→ **STATED GOAL**:
Determine which lines of the records include the word "Market", and copy them.
## Start
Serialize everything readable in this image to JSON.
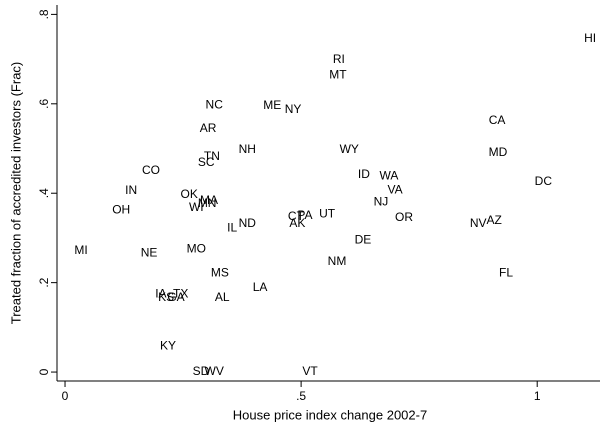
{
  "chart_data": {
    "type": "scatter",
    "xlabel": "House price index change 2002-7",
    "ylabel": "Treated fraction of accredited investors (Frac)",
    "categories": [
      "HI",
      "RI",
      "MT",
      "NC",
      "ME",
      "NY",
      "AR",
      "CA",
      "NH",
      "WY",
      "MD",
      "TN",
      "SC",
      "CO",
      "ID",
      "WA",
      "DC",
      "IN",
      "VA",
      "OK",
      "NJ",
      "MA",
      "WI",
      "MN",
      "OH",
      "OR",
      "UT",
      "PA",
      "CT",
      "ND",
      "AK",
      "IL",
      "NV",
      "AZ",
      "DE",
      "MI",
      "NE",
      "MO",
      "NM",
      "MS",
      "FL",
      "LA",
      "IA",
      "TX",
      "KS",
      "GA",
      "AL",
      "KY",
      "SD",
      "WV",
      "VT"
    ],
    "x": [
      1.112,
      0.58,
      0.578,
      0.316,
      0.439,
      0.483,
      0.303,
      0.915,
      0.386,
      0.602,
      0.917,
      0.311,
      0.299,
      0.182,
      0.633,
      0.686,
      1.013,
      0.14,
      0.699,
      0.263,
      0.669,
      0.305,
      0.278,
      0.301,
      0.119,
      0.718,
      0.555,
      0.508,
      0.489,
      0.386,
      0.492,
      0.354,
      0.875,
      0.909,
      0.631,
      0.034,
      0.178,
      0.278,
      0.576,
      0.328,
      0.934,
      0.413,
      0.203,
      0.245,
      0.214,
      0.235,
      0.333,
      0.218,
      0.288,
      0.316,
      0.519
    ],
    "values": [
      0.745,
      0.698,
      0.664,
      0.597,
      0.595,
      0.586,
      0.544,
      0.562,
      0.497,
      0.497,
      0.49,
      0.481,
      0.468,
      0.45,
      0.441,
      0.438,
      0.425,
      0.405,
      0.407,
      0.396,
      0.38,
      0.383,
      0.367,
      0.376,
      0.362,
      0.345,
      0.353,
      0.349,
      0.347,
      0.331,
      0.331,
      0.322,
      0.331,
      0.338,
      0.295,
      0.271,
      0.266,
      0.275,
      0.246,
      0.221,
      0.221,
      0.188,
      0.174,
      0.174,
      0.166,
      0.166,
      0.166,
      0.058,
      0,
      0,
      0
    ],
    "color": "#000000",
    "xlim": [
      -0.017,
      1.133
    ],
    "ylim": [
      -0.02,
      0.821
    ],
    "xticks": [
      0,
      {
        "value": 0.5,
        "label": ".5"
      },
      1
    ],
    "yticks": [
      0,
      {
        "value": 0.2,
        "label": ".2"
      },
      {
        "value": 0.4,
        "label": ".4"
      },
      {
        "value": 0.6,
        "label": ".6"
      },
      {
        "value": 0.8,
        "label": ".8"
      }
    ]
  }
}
## End
## Start
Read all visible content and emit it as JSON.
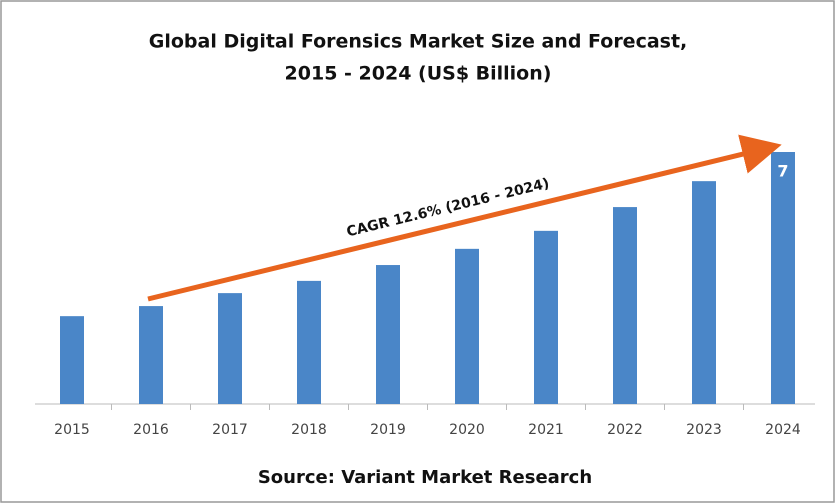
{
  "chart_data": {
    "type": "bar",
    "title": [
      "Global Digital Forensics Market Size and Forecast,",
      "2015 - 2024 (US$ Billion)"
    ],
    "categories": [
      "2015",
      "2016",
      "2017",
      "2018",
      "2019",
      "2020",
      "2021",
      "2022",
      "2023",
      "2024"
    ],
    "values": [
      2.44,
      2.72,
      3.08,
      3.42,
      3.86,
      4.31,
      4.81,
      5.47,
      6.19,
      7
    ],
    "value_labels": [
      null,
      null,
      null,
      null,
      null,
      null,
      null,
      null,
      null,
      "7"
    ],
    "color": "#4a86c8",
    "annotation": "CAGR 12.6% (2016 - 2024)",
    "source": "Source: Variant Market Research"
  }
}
## End
→ **THE OUTPUT**:
      "Global Digital Forensics Market Size and Forecast,",
    "source": "Source: Variant Market Research"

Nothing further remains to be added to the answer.